*PROBLEM DESCRIPTION*: Copy every entry exactly as given, minus the images.
-- start of SUPPLIED RECORDS --
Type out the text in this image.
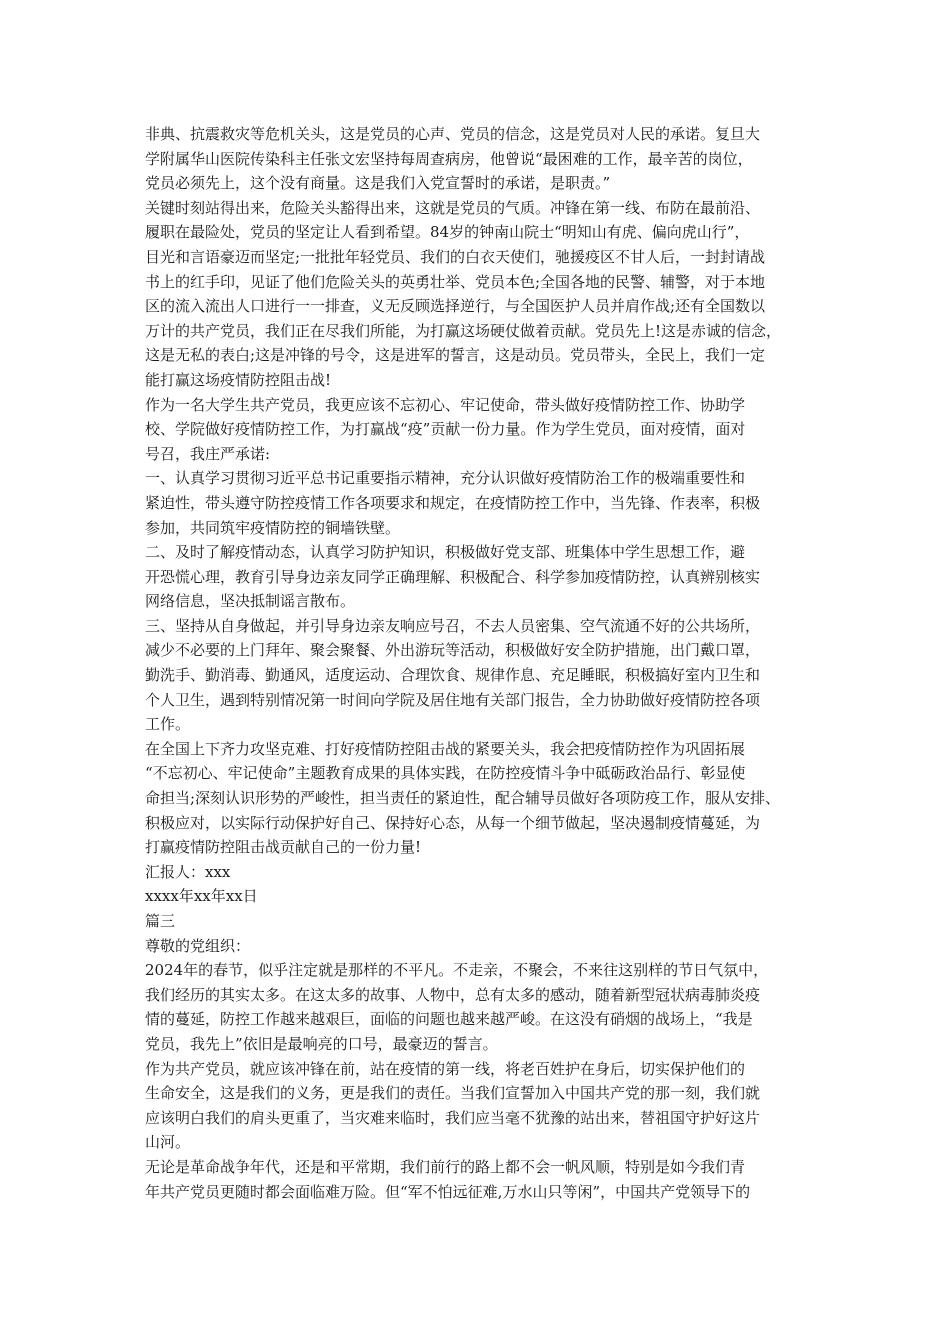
非典、抗震救灾等危机关头，这是党员的心声、党员的信念，这是党员对人民的承诺。复旦大
学附属华山医院传染科主任张文宏坚持每周查病房，他曾说“最困难的工作，最辛苦的岗位，
党员必须先上，这个没有商量。这是我们入党宣誓时的承诺，是职责。”
关键时刻站得出来，危险关头豁得出来，这就是党员的气质。冲锋在第一线、布防在最前沿、
履职在最险处，党员的坚定让人看到希望。84岁的钟南山院士“明知山有虎、偏向虎山行”，
目光和言语豪迈而坚定;一批批年轻党员、我们的白衣天使们，驰援疫区不甘人后，一封封请战
书上的红手印，见证了他们危险关头的英勇壮举、党员本色;全国各地的民警、辅警，对于本地
区的流入流出人口进行一一排查，义无反顾选择逆行，与全国医护人员并肩作战;还有全国数以
万计的共产党员，我们正在尽我们所能，为打赢这场硬仗做着贡献。党员先上!这是赤诚的信念，
这是无私的表白;这是冲锋的号令，这是进军的誓言，这是动员。党员带头，全民上，我们一定
能打赢这场疫情防控阻击战!
作为一名大学生共产党员，我更应该不忘初心、牢记使命，带头做好疫情防控工作、协助学
校、学院做好疫情防控工作，为打赢战“疫”贡献一份力量。作为学生党员，面对疫情，面对
号召，我庄严承诺:
一、认真学习贯彻习近平总书记重要指示精神，充分认识做好疫情防治工作的极端重要性和
紧迫性，带头遵守防控疫情工作各项要求和规定，在疫情防控工作中，当先锋、作表率，积极
参加，共同筑牢疫情防控的铜墙铁壁。
二、及时了解疫情动态，认真学习防护知识，积极做好党支部、班集体中学生思想工作，避
开恐慌心理，教育引导身边亲友同学正确理解、积极配合、科学参加疫情防控，认真辨别核实
网络信息，坚决抵制谣言散布。
三、坚持从自身做起，并引导身边亲友响应号召，不去人员密集、空气流通不好的公共场所，
减少不必要的上门拜年、聚会聚餐、外出游玩等活动，积极做好安全防护措施，出门戴口罩，
勤洗手、勤消毒、勤通风，适度运动、合理饮食、规律作息、充足睡眠，积极搞好室内卫生和
个人卫生，遇到特别情况第一时间向学院及居住地有关部门报告，全力协助做好疫情防控各项
工作。
在全国上下齐力攻坚克难、打好疫情防控阻击战的紧要关头，我会把疫情防控作为巩固拓展
“不忘初心、牢记使命”主题教育成果的具体实践，在防控疫情斗争中砥砺政治品行、彰显使
命担当;深刻认识形势的严峻性，担当责任的紧迫性，配合辅导员做好各项防疫工作，服从安排、
积极应对，以实际行动保护好自己、保持好心态，从每一个细节做起，坚决遏制疫情蔓延，为
打赢疫情防控阻击战贡献自己的一份力量!
汇报人：xxx
xxxx年xx年xx日
篇三
尊敬的党组织：
2024年的春节，似乎注定就是那样的不平凡。不走亲，不聚会，不来往这别样的节日气氛中，
我们经历的其实太多。在这太多的故事、人物中，总有太多的感动，随着新型冠状病毒肺炎疫
情的蔓延，防控工作越来越艰巨，面临的问题也越来越严峻。在这没有硝烟的战场上，“我是
党员，我先上”依旧是最响亮的口号，最豪迈的誓言。
作为共产党员，就应该冲锋在前，站在疫情的第一线，将老百姓护在身后，切实保护他们的
生命安全，这是我们的义务，更是我们的责任。当我们宣誓加入中国共产党的那一刻，我们就
应该明白我们的肩头更重了，当灾难来临时，我们应当毫不犹豫的站出来，替祖国守护好这片
山河。
无论是革命战争年代，还是和平常期，我们前行的路上都不会一帆风顺，特别是如今我们青
年共产党员更随时都会面临难万险。但“军不怕远征难,万水山只等闲”，中国共产党领导下的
-- end of SUPPLIED RECORDS --
*WRITTEN ANSWER*:
Type out the text in this image.
非典、抗震救灾等危机关头，这是党员的心声、党员的信念，这是党员对人民的承诺。复旦大
学附属华山医院传染科主任张文宏坚持每周查病房，他曾说“最困难的工作，最辛苦的岗位，
党员必须先上，这个没有商量。这是我们入党宣誓时的承诺，是职责。”
关键时刻站得出来，危险关头豁得出来，这就是党员的气质。冲锋在第一线、布防在最前沿、
履职在最险处，党员的坚定让人看到希望。84岁的钟南山院士“明知山有虎、偏向虎山行”，
目光和言语豪迈而坚定;一批批年轻党员、我们的白衣天使们，驰援疫区不甘人后，一封封请战
书上的红手印，见证了他们危险关头的英勇壮举、党员本色;全国各地的民警、辅警，对于本地
区的流入流出人口进行一一排查，义无反顾选择逆行，与全国医护人员并肩作战;还有全国数以
万计的共产党员，我们正在尽我们所能，为打赢这场硬仗做着贡献。党员先上!这是赤诚的信念，
这是无私的表白;这是冲锋的号令，这是进军的誓言，这是动员。党员带头，全民上，我们一定
能打赢这场疫情防控阻击战!
作为一名大学生共产党员，我更应该不忘初心、牢记使命，带头做好疫情防控工作、协助学
校、学院做好疫情防控工作，为打赢战“疫”贡献一份力量。作为学生党员，面对疫情，面对
号召，我庄严承诺:
一、认真学习贯彻习近平总书记重要指示精神，充分认识做好疫情防治工作的极端重要性和
紧迫性，带头遵守防控疫情工作各项要求和规定，在疫情防控工作中，当先锋、作表率，积极
参加，共同筑牢疫情防控的铜墙铁壁。
二、及时了解疫情动态，认真学习防护知识，积极做好党支部、班集体中学生思想工作，避
开恐慌心理，教育引导身边亲友同学正确理解、积极配合、科学参加疫情防控，认真辨别核实
网络信息，坚决抵制谣言散布。
三、坚持从自身做起，并引导身边亲友响应号召，不去人员密集、空气流通不好的公共场所，
减少不必要的上门拜年、聚会聚餐、外出游玩等活动，积极做好安全防护措施，出门戴口罩，
勤洗手、勤消毒、勤通风，适度运动、合理饮食、规律作息、充足睡眠，积极搞好室内卫生和
个人卫生，遇到特别情况第一时间向学院及居住地有关部门报告，全力协助做好疫情防控各项
工作。
在全国上下齐力攻坚克难、打好疫情防控阻击战的紧要关头，我会把疫情防控作为巩固拓展
“不忘初心、牢记使命”主题教育成果的具体实践，在防控疫情斗争中砥砺政治品行、彰显使
命担当;深刻认识形势的严峻性，担当责任的紧迫性，配合辅导员做好各项防疫工作，服从安排、
积极应对，以实际行动保护好自己、保持好心态，从每一个细节做起，坚决遏制疫情蔓延，为
打赢疫情防控阻击战贡献自己的一份力量!
汇报人：xxx
xxxx年xx年xx日
篇三
尊敬的党组织：
2024年的春节，似乎注定就是那样的不平凡。不走亲，不聚会，不来往这别样的节日气氛中，
我们经历的其实太多。在这太多的故事、人物中，总有太多的感动，随着新型冠状病毒肺炎疫
情的蔓延，防控工作越来越艰巨，面临的问题也越来越严峻。在这没有硝烟的战场上，“我是
党员，我先上”依旧是最响亮的口号，最豪迈的誓言。
作为共产党员，就应该冲锋在前，站在疫情的第一线，将老百姓护在身后，切实保护他们的
生命安全，这是我们的义务，更是我们的责任。当我们宣誓加入中国共产党的那一刻，我们就
应该明白我们的肩头更重了，当灾难来临时，我们应当毫不犹豫的站出来，替祖国守护好这片
山河。
无论是革命战争年代，还是和平常期，我们前行的路上都不会一帆风顺，特别是如今我们青
年共产党员更随时都会面临难万险。但“军不怕远征难,万水山只等闲”，中国共产党领导下的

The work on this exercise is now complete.